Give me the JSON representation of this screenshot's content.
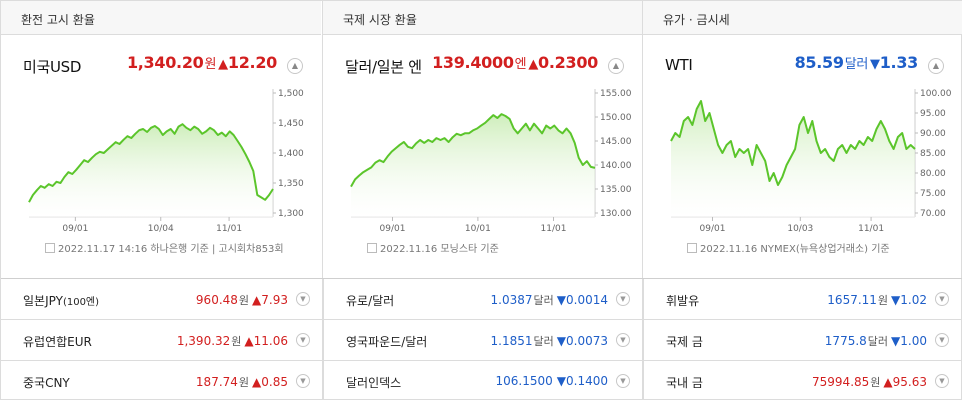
{
  "columns": [
    {
      "header": "환전 고시 환율",
      "title": "미국USD",
      "value": "1,340.20",
      "unit": "원",
      "arrow": "▲",
      "change": "12.20",
      "direction": "up",
      "source": "2022.11.17 14:16 하나은행 기준 | 고시회차853회",
      "chart_data": {
        "type": "area",
        "y_ticks": [
          "1,500",
          "1,450",
          "1,400",
          "1,350",
          "1,300"
        ],
        "ylim": [
          1300,
          1500
        ],
        "x_ticks": [
          "09/01",
          "10/04",
          "11/01"
        ],
        "x_tick_pos": [
          0.19,
          0.54,
          0.82
        ],
        "values": [
          1318,
          1330,
          1338,
          1345,
          1342,
          1348,
          1345,
          1352,
          1350,
          1360,
          1368,
          1365,
          1372,
          1380,
          1388,
          1385,
          1392,
          1398,
          1402,
          1400,
          1406,
          1412,
          1418,
          1415,
          1422,
          1428,
          1425,
          1432,
          1438,
          1440,
          1435,
          1442,
          1445,
          1440,
          1430,
          1436,
          1440,
          1432,
          1444,
          1448,
          1442,
          1438,
          1444,
          1440,
          1432,
          1436,
          1442,
          1438,
          1430,
          1434,
          1428,
          1436,
          1430,
          1420,
          1410,
          1398,
          1385,
          1370,
          1330,
          1326,
          1322,
          1330,
          1340
        ],
        "color": "#5bc52b"
      }
    },
    {
      "header": "국제 시장 환율",
      "title": "달러/일본 엔",
      "value": "139.4000",
      "unit": "엔",
      "arrow": "▲",
      "change": "0.2300",
      "direction": "up",
      "source": "2022.11.16 모닝스타 기준",
      "chart_data": {
        "type": "area",
        "y_ticks": [
          "155.00",
          "150.00",
          "145.00",
          "140.00",
          "135.00",
          "130.00"
        ],
        "ylim": [
          130,
          155
        ],
        "x_ticks": [
          "09/01",
          "10/01",
          "11/01"
        ],
        "x_tick_pos": [
          0.17,
          0.52,
          0.83
        ],
        "values": [
          135.5,
          137,
          137.8,
          138.5,
          139,
          139.5,
          140.5,
          141,
          140.6,
          141.8,
          142.8,
          143.5,
          144.2,
          144.8,
          143.8,
          143.5,
          144.5,
          145.2,
          144.6,
          145.2,
          144.8,
          145.6,
          145.2,
          145.6,
          144.8,
          145.8,
          146.5,
          146.2,
          146.6,
          146.6,
          147.2,
          147.6,
          148.2,
          148.8,
          149.6,
          150.4,
          149.8,
          150.6,
          150.2,
          149.6,
          147.6,
          146.6,
          147.6,
          148.6,
          147.2,
          148.6,
          147.6,
          146.6,
          148.2,
          147.6,
          148.2,
          147.2,
          146.6,
          147.6,
          146.6,
          144.6,
          141.5,
          140,
          140.8,
          139.6,
          139.4
        ],
        "color": "#5bc52b"
      }
    },
    {
      "header": "유가 · 금시세",
      "title": "WTI",
      "value": "85.59",
      "unit": "달러",
      "arrow": "▼",
      "change": "1.33",
      "direction": "down",
      "source": "2022.11.16 NYMEX(뉴욕상업거래소) 기준",
      "chart_data": {
        "type": "area",
        "y_ticks": [
          "100.00",
          "95.00",
          "90.00",
          "85.00",
          "80.00",
          "75.00",
          "70.00"
        ],
        "ylim": [
          70,
          100
        ],
        "x_ticks": [
          "09/01",
          "10/03",
          "11/01"
        ],
        "x_tick_pos": [
          0.17,
          0.53,
          0.82
        ],
        "values": [
          88,
          90,
          89,
          93,
          94,
          92,
          96,
          98,
          93,
          95,
          91,
          87,
          85,
          87,
          88,
          84,
          86,
          85,
          86,
          82,
          87,
          85,
          83,
          78,
          80,
          77,
          79,
          82,
          84,
          86,
          92,
          94,
          90,
          93,
          88,
          85,
          86,
          84,
          83,
          86,
          87,
          85,
          87,
          86,
          88,
          87,
          89,
          88,
          91,
          93,
          91,
          88,
          86,
          89,
          90,
          86,
          87,
          86
        ],
        "color": "#5bc52b"
      }
    }
  ],
  "rows": [
    [
      {
        "name": "일본JPY",
        "name_small": "(100엔)",
        "value": "960.48",
        "unit": "원",
        "arrow": "▲",
        "change": "7.93",
        "direction": "up"
      },
      {
        "name": "유럽연합EUR",
        "name_small": "",
        "value": "1,390.32",
        "unit": "원",
        "arrow": "▲",
        "change": "11.06",
        "direction": "up"
      },
      {
        "name": "중국CNY",
        "name_small": "",
        "value": "187.74",
        "unit": "원",
        "arrow": "▲",
        "change": "0.85",
        "direction": "up"
      }
    ],
    [
      {
        "name": "유로/달러",
        "name_small": "",
        "value": "1.0387",
        "unit": "달러",
        "arrow": "▼",
        "change": "0.0014",
        "direction": "down"
      },
      {
        "name": "영국파운드/달러",
        "name_small": "",
        "value": "1.1851",
        "unit": "달러",
        "arrow": "▼",
        "change": "0.0073",
        "direction": "down"
      },
      {
        "name": "달러인덱스",
        "name_small": "",
        "value": "106.1500",
        "unit": "",
        "arrow": "▼",
        "change": "0.1400",
        "direction": "down"
      }
    ],
    [
      {
        "name": "휘발유",
        "name_small": "",
        "value": "1657.11",
        "unit": "원",
        "arrow": "▼",
        "change": "1.02",
        "direction": "down"
      },
      {
        "name": "국제 금",
        "name_small": "",
        "value": "1775.8",
        "unit": "달러",
        "arrow": "▼",
        "change": "1.00",
        "direction": "down"
      },
      {
        "name": "국내 금",
        "name_small": "",
        "value": "75994.85",
        "unit": "원",
        "arrow": "▲",
        "change": "95.63",
        "direction": "up"
      }
    ]
  ]
}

Problem to work on
Copy all the records above exactly, but leave out the pictures.

In response
Give me the JSON representation of this screenshot's content.
{
  "columns": [
    {
      "header": "환전 고시 환율",
      "title": "미국USD",
      "value": "1,340.20",
      "unit": "원",
      "arrow": "▲",
      "change": "12.20",
      "direction": "up",
      "source": "2022.11.17 14:16 하나은행 기준 | 고시회차853회",
      "chart_data": {
        "type": "area",
        "y_ticks": [
          "1,500",
          "1,450",
          "1,400",
          "1,350",
          "1,300"
        ],
        "ylim": [
          1300,
          1500
        ],
        "x_ticks": [
          "09/01",
          "10/04",
          "11/01"
        ],
        "x_tick_pos": [
          0.19,
          0.54,
          0.82
        ],
        "values": [
          1318,
          1330,
          1338,
          1345,
          1342,
          1348,
          1345,
          1352,
          1350,
          1360,
          1368,
          1365,
          1372,
          1380,
          1388,
          1385,
          1392,
          1398,
          1402,
          1400,
          1406,
          1412,
          1418,
          1415,
          1422,
          1428,
          1425,
          1432,
          1438,
          1440,
          1435,
          1442,
          1445,
          1440,
          1430,
          1436,
          1440,
          1432,
          1444,
          1448,
          1442,
          1438,
          1444,
          1440,
          1432,
          1436,
          1442,
          1438,
          1430,
          1434,
          1428,
          1436,
          1430,
          1420,
          1410,
          1398,
          1385,
          1370,
          1330,
          1326,
          1322,
          1330,
          1340
        ],
        "color": "#5bc52b"
      }
    },
    {
      "header": "국제 시장 환율",
      "title": "달러/일본 엔",
      "value": "139.4000",
      "unit": "엔",
      "arrow": "▲",
      "change": "0.2300",
      "direction": "up",
      "source": "2022.11.16 모닝스타 기준",
      "chart_data": {
        "type": "area",
        "y_ticks": [
          "155.00",
          "150.00",
          "145.00",
          "140.00",
          "135.00",
          "130.00"
        ],
        "ylim": [
          130,
          155
        ],
        "x_ticks": [
          "09/01",
          "10/01",
          "11/01"
        ],
        "x_tick_pos": [
          0.17,
          0.52,
          0.83
        ],
        "values": [
          135.5,
          137,
          137.8,
          138.5,
          139,
          139.5,
          140.5,
          141,
          140.6,
          141.8,
          142.8,
          143.5,
          144.2,
          144.8,
          143.8,
          143.5,
          144.5,
          145.2,
          144.6,
          145.2,
          144.8,
          145.6,
          145.2,
          145.6,
          144.8,
          145.8,
          146.5,
          146.2,
          146.6,
          146.6,
          147.2,
          147.6,
          148.2,
          148.8,
          149.6,
          150.4,
          149.8,
          150.6,
          150.2,
          149.6,
          147.6,
          146.6,
          147.6,
          148.6,
          147.2,
          148.6,
          147.6,
          146.6,
          148.2,
          147.6,
          148.2,
          147.2,
          146.6,
          147.6,
          146.6,
          144.6,
          141.5,
          140,
          140.8,
          139.6,
          139.4
        ],
        "color": "#5bc52b"
      }
    },
    {
      "header": "유가 · 금시세",
      "title": "WTI",
      "value": "85.59",
      "unit": "달러",
      "arrow": "▼",
      "change": "1.33",
      "direction": "down",
      "source": "2022.11.16 NYMEX(뉴욕상업거래소) 기준",
      "chart_data": {
        "type": "area",
        "y_ticks": [
          "100.00",
          "95.00",
          "90.00",
          "85.00",
          "80.00",
          "75.00",
          "70.00"
        ],
        "ylim": [
          70,
          100
        ],
        "x_ticks": [
          "09/01",
          "10/03",
          "11/01"
        ],
        "x_tick_pos": [
          0.17,
          0.53,
          0.82
        ],
        "values": [
          88,
          90,
          89,
          93,
          94,
          92,
          96,
          98,
          93,
          95,
          91,
          87,
          85,
          87,
          88,
          84,
          86,
          85,
          86,
          82,
          87,
          85,
          83,
          78,
          80,
          77,
          79,
          82,
          84,
          86,
          92,
          94,
          90,
          93,
          88,
          85,
          86,
          84,
          83,
          86,
          87,
          85,
          87,
          86,
          88,
          87,
          89,
          88,
          91,
          93,
          91,
          88,
          86,
          89,
          90,
          86,
          87,
          86
        ],
        "color": "#5bc52b"
      }
    }
  ],
  "rows": [
    [
      {
        "name": "일본JPY",
        "name_small": "(100엔)",
        "value": "960.48",
        "unit": "원",
        "arrow": "▲",
        "change": "7.93",
        "direction": "up"
      },
      {
        "name": "유럽연합EUR",
        "name_small": "",
        "value": "1,390.32",
        "unit": "원",
        "arrow": "▲",
        "change": "11.06",
        "direction": "up"
      },
      {
        "name": "중국CNY",
        "name_small": "",
        "value": "187.74",
        "unit": "원",
        "arrow": "▲",
        "change": "0.85",
        "direction": "up"
      }
    ],
    [
      {
        "name": "유로/달러",
        "name_small": "",
        "value": "1.0387",
        "unit": "달러",
        "arrow": "▼",
        "change": "0.0014",
        "direction": "down"
      },
      {
        "name": "영국파운드/달러",
        "name_small": "",
        "value": "1.1851",
        "unit": "달러",
        "arrow": "▼",
        "change": "0.0073",
        "direction": "down"
      },
      {
        "name": "달러인덱스",
        "name_small": "",
        "value": "106.1500",
        "unit": "",
        "arrow": "▼",
        "change": "0.1400",
        "direction": "down"
      }
    ],
    [
      {
        "name": "휘발유",
        "name_small": "",
        "value": "1657.11",
        "unit": "원",
        "arrow": "▼",
        "change": "1.02",
        "direction": "down"
      },
      {
        "name": "국제 금",
        "name_small": "",
        "value": "1775.8",
        "unit": "달러",
        "arrow": "▼",
        "change": "1.00",
        "direction": "down"
      },
      {
        "name": "국내 금",
        "name_small": "",
        "value": "75994.85",
        "unit": "원",
        "arrow": "▲",
        "change": "95.63",
        "direction": "up"
      }
    ]
  ]
}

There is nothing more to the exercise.